##### Provided information #####

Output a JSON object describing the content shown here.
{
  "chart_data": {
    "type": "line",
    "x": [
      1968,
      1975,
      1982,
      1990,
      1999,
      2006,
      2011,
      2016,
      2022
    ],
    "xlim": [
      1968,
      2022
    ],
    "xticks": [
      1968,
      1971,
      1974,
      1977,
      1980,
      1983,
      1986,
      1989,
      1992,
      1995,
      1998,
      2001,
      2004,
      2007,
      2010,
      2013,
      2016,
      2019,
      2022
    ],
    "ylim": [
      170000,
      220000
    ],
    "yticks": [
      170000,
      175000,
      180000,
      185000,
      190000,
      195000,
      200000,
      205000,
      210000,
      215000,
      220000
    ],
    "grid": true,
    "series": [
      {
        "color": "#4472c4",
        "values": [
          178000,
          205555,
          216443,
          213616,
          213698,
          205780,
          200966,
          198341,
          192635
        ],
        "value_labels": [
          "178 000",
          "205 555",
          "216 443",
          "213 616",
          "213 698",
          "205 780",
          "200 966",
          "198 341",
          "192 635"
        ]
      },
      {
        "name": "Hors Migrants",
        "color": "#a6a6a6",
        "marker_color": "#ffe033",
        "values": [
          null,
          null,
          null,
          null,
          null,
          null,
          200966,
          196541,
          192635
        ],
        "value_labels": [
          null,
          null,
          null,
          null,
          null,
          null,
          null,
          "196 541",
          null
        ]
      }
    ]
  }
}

#####

• **Written exercise**:
Quote the listing in full, please, keeping every line exact.

• **Task answer**:
Output a JSON object describing the content shown here.
{
  "chart_data": {
    "type": "line",
    "x": [
      1968,
      1975,
      1982,
      1990,
      1999,
      2006,
      2011,
      2016,
      2022
    ],
    "xlim": [
      1968,
      2022
    ],
    "xticks": [
      1968,
      1971,
      1974,
      1977,
      1980,
      1983,
      1986,
      1989,
      1992,
      1995,
      1998,
      2001,
      2004,
      2007,
      2010,
      2013,
      2016,
      2019,
      2022
    ],
    "ylim": [
      170000,
      220000
    ],
    "yticks": [
      170000,
      175000,
      180000,
      185000,
      190000,
      195000,
      200000,
      205000,
      210000,
      215000,
      220000
    ],
    "grid": true,
    "series": [
      {
        "color": "#4472c4",
        "values": [
          178000,
          205555,
          216443,
          213616,
          213698,
          205780,
          200966,
          198341,
          192635
        ],
        "value_labels": [
          "178 000",
          "205 555",
          "216 443",
          "213 616",
          "213 698",
          "205 780",
          "200 966",
          "198 341",
          "192 635"
        ]
      },
      {
        "name": "Hors Migrants",
        "color": "#a6a6a6",
        "marker_color": "#ffe033",
        "values": [
          null,
          null,
          null,
          null,
          null,
          null,
          200966,
          196541,
          192635
        ],
        "value_labels": [
          null,
          null,
          null,
          null,
          null,
          null,
          null,
          "196 541",
          null
        ]
      }
    ]
  }
}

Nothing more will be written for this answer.